**Provided material**
○ ○ ○

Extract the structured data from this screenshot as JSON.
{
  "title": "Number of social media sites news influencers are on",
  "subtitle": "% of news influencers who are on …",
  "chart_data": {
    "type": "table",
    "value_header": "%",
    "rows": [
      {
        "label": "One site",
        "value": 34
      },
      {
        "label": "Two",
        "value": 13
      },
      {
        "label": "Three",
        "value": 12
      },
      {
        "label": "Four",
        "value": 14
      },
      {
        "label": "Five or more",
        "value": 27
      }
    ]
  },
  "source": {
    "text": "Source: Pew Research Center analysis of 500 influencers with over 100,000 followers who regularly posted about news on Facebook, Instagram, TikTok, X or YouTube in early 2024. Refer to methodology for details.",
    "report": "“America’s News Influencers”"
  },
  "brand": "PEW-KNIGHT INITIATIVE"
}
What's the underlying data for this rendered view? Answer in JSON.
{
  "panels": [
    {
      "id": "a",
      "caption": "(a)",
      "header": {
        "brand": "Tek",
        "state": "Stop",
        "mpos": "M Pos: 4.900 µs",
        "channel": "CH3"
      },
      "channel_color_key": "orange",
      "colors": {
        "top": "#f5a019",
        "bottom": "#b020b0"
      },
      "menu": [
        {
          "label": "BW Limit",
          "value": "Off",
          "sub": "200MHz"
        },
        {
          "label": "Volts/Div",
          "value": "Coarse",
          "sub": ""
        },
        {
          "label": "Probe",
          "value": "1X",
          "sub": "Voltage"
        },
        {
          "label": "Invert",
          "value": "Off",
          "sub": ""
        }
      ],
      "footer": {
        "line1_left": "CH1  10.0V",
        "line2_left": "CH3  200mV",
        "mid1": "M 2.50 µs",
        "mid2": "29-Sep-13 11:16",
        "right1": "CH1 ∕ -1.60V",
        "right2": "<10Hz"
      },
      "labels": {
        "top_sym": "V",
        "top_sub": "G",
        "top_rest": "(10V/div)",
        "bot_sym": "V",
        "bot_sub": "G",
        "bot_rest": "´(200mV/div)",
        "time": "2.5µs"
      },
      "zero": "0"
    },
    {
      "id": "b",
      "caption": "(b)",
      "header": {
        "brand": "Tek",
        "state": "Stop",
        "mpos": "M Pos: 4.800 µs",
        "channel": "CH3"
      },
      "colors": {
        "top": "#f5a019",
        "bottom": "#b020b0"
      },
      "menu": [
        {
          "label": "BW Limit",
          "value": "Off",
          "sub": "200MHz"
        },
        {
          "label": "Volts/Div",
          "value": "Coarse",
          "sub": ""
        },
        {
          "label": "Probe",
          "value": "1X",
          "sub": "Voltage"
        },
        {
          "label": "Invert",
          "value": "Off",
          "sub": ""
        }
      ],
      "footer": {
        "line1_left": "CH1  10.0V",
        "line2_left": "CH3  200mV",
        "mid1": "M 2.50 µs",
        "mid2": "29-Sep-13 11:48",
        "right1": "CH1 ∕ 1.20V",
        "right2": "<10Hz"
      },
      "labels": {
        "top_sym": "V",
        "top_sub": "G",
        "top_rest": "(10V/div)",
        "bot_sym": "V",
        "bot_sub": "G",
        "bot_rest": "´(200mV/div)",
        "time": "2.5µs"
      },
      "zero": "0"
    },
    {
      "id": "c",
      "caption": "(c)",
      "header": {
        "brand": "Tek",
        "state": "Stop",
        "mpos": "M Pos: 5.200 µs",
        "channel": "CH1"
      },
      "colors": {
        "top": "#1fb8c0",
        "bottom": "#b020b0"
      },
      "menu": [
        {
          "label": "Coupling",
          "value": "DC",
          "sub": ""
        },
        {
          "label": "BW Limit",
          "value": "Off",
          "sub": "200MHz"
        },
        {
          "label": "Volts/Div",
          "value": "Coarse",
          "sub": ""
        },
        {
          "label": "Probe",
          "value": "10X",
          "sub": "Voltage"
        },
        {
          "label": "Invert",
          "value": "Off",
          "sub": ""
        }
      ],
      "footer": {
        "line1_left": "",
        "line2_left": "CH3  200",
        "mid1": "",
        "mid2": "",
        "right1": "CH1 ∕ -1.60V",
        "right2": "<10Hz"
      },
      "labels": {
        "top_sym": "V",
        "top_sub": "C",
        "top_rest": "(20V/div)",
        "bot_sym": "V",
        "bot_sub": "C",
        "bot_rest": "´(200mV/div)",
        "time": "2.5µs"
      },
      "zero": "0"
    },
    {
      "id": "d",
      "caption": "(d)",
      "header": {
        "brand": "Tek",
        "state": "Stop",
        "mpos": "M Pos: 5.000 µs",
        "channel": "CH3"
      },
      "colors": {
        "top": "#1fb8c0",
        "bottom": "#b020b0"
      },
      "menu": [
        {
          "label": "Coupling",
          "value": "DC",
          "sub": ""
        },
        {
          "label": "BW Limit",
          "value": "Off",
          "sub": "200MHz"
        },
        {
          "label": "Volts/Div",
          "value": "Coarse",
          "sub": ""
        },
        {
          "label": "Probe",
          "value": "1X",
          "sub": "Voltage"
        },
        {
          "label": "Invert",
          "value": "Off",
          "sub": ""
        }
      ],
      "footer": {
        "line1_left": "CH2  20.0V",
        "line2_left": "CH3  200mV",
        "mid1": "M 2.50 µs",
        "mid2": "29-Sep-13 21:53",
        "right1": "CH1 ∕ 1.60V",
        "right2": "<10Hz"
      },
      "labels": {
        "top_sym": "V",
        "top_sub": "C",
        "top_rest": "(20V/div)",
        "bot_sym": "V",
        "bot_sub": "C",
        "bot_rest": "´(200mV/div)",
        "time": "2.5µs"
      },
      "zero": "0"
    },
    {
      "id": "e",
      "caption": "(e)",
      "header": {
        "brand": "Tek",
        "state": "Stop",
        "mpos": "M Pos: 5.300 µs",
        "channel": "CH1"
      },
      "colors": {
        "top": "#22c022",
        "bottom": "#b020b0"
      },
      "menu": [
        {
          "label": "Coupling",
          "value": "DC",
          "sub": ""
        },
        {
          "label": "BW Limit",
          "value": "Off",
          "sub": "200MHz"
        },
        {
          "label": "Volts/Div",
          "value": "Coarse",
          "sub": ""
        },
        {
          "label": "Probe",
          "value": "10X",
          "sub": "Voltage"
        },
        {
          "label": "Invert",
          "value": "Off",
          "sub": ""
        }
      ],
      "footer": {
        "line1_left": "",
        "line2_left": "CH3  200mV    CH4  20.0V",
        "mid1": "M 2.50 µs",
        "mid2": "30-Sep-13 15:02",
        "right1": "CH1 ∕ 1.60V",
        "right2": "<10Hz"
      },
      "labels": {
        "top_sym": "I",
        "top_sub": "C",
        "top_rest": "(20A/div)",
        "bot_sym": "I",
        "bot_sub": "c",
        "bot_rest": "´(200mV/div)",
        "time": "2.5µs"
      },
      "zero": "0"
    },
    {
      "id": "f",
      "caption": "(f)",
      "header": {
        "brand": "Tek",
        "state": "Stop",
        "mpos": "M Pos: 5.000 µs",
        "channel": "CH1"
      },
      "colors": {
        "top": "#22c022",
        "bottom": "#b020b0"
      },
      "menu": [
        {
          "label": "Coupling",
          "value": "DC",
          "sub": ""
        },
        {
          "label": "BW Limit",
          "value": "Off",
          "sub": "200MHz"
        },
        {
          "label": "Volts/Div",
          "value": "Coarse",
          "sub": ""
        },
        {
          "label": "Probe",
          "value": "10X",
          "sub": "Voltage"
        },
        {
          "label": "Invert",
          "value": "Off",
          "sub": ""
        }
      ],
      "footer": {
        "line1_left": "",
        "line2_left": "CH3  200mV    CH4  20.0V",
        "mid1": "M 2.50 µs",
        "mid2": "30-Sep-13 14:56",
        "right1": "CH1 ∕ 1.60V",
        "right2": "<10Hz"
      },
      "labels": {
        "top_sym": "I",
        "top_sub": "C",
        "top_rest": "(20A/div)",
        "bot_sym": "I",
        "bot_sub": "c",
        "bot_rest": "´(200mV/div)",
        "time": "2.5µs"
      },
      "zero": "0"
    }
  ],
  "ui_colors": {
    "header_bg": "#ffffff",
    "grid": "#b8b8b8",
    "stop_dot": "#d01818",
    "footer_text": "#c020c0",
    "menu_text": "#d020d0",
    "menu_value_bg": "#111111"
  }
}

○ ○ ○

**Aim**
Using the records above, list each line that includes "JSON".

**Result of the exercise**
Extract the structured data from this screenshot as JSON.
What's the underlying data for this rendered view? Answer in JSON.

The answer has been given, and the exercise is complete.